Your task is to copy every record exactly.

______

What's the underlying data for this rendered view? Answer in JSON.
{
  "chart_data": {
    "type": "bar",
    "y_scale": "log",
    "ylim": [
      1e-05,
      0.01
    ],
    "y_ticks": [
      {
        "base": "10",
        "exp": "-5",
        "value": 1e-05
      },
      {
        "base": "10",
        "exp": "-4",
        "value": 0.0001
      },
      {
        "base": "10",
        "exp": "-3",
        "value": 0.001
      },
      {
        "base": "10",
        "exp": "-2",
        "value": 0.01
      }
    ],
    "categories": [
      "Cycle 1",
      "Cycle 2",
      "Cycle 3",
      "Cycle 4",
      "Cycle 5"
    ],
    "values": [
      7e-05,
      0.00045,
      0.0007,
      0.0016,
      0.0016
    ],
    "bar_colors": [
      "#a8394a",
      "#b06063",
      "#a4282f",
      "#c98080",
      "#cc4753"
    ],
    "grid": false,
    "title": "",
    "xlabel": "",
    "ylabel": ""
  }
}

______

§ Response to this exercise
What's the underlying data for this rendered view? Answer in JSON.
{
  "chart_data": {
    "type": "bar",
    "y_scale": "log",
    "ylim": [
      1e-05,
      0.01
    ],
    "y_ticks": [
      {
        "base": "10",
        "exp": "-5",
        "value": 1e-05
      },
      {
        "base": "10",
        "exp": "-4",
        "value": 0.0001
      },
      {
        "base": "10",
        "exp": "-3",
        "value": 0.001
      },
      {
        "base": "10",
        "exp": "-2",
        "value": 0.01
      }
    ],
    "categories": [
      "Cycle 1",
      "Cycle 2",
      "Cycle 3",
      "Cycle 4",
      "Cycle 5"
    ],
    "values": [
      7e-05,
      0.00045,
      0.0007,
      0.0016,
      0.0016
    ],
    "bar_colors": [
      "#a8394a",
      "#b06063",
      "#a4282f",
      "#c98080",
      "#cc4753"
    ],
    "grid": false,
    "title": "",
    "xlabel": "",
    "ylabel": ""
  }
}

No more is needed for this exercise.